• [Task statement]: Return the full material exactly.

• [Provided records]:
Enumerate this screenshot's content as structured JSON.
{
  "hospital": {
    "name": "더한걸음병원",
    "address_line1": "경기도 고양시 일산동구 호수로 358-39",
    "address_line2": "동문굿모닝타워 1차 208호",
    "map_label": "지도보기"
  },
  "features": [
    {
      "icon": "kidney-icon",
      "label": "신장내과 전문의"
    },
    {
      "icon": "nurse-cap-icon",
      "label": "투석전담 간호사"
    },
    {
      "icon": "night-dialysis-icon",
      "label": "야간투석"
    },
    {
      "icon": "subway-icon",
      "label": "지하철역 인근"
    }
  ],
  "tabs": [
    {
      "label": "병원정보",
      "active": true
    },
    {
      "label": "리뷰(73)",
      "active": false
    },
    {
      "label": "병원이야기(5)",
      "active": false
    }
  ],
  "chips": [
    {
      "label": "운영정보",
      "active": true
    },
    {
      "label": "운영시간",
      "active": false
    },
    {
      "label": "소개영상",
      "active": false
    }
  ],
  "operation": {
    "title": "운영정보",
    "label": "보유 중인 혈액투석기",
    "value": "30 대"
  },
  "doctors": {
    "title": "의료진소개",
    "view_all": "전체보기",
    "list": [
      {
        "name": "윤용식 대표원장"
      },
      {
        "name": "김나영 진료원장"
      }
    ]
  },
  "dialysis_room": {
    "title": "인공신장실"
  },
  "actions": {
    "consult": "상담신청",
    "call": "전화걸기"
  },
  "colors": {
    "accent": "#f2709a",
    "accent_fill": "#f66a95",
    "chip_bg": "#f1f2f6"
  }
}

• [Answer in full]:
Enumerate this screenshot's content as structured JSON.
{
  "hospital": {
    "name": "더한걸음병원",
    "address_line1": "경기도 고양시 일산동구 호수로 358-39",
    "address_line2": "동문굿모닝타워 1차 208호",
    "map_label": "지도보기"
  },
  "features": [
    {
      "icon": "kidney-icon",
      "label": "신장내과 전문의"
    },
    {
      "icon": "nurse-cap-icon",
      "label": "투석전담 간호사"
    },
    {
      "icon": "night-dialysis-icon",
      "label": "야간투석"
    },
    {
      "icon": "subway-icon",
      "label": "지하철역 인근"
    }
  ],
  "tabs": [
    {
      "label": "병원정보",
      "active": true
    },
    {
      "label": "리뷰(73)",
      "active": false
    },
    {
      "label": "병원이야기(5)",
      "active": false
    }
  ],
  "chips": [
    {
      "label": "운영정보",
      "active": true
    },
    {
      "label": "운영시간",
      "active": false
    },
    {
      "label": "소개영상",
      "active": false
    }
  ],
  "operation": {
    "title": "운영정보",
    "label": "보유 중인 혈액투석기",
    "value": "30 대"
  },
  "doctors": {
    "title": "의료진소개",
    "view_all": "전체보기",
    "list": [
      {
        "name": "윤용식 대표원장"
      },
      {
        "name": "김나영 진료원장"
      }
    ]
  },
  "dialysis_room": {
    "title": "인공신장실"
  },
  "actions": {
    "consult": "상담신청",
    "call": "전화걸기"
  },
  "colors": {
    "accent": "#f2709a",
    "accent_fill": "#f66a95",
    "chip_bg": "#f1f2f6"
  }
}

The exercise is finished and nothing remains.